**Set problem**
Will you output all of the data below exactly, omitting the images?

**Material for the task**

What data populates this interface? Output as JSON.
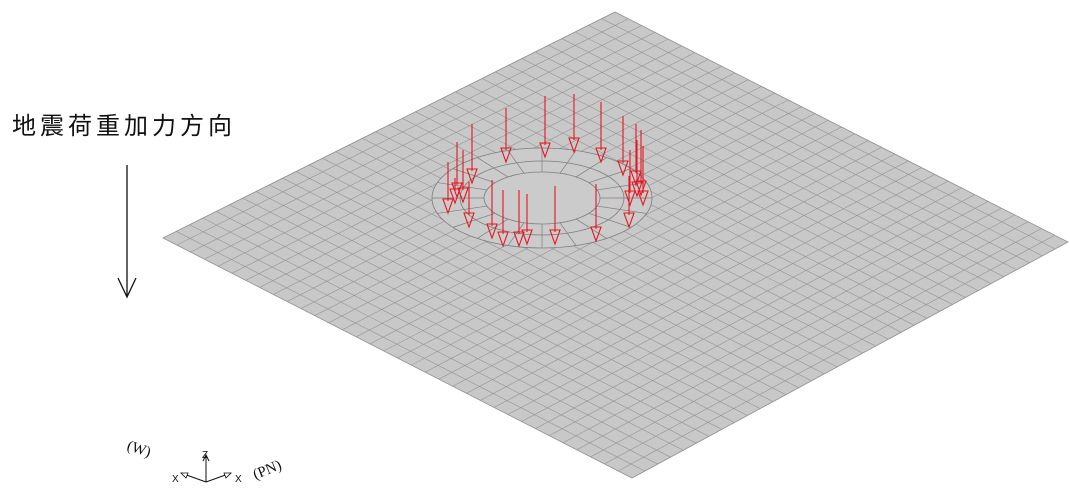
{
  "title": "地震荷重加力方向",
  "axis": {
    "label_w": "(W)",
    "label_pn": "(PN)",
    "x_letter": "X",
    "z_letter": "Z"
  },
  "colors": {
    "plate_fill": "#c8c8c8",
    "mesh_line": "#8f8f8f",
    "load_arrow": "#e8141e",
    "ink": "#111111"
  }
}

**Result of the exercise**
What data populates this interface? Output as JSON.
{
  "title": "地震荷重加力方向",
  "axis": {
    "label_w": "(W)",
    "label_pn": "(PN)",
    "x_letter": "X",
    "z_letter": "Z"
  },
  "colors": {
    "plate_fill": "#c8c8c8",
    "mesh_line": "#8f8f8f",
    "load_arrow": "#e8141e",
    "ink": "#111111"
  }
}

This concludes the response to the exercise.